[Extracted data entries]
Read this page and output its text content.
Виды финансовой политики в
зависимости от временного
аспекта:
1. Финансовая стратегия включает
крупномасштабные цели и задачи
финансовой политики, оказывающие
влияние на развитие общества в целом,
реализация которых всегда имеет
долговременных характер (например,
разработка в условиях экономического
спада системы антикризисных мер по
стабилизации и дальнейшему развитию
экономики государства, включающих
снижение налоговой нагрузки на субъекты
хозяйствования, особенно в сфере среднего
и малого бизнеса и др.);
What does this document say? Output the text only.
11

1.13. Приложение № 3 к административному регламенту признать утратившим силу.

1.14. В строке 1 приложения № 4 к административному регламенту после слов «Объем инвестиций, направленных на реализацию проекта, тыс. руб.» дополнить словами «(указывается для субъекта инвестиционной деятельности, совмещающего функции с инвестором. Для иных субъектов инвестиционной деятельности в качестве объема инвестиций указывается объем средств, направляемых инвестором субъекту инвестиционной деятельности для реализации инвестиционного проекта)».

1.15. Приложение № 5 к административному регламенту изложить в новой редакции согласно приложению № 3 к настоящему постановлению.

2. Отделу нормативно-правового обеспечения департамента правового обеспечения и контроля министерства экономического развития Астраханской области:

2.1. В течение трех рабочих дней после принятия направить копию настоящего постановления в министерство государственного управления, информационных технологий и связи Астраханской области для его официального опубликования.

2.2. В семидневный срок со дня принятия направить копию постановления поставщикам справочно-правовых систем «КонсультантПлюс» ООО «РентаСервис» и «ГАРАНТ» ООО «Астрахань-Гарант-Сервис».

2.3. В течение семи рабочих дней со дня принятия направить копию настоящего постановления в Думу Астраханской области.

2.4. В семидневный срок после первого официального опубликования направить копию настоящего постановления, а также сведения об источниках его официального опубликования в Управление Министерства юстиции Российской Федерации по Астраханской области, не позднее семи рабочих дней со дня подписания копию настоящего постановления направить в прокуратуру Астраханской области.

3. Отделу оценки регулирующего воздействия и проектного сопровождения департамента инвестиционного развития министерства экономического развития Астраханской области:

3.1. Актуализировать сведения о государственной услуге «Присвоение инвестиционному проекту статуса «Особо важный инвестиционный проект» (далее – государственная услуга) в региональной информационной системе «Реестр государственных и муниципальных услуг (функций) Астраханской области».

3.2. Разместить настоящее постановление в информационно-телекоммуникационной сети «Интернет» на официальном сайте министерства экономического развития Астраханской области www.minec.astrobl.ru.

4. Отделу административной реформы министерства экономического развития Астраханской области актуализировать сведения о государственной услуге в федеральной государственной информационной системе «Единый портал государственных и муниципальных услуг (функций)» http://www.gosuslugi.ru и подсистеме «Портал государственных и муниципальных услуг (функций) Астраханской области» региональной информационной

TASK DESCRIPTION:
Return each line that includes "this".

WRITTEN SOLUTION:
Read this page and output its text content.
What does this document say? Output the text only.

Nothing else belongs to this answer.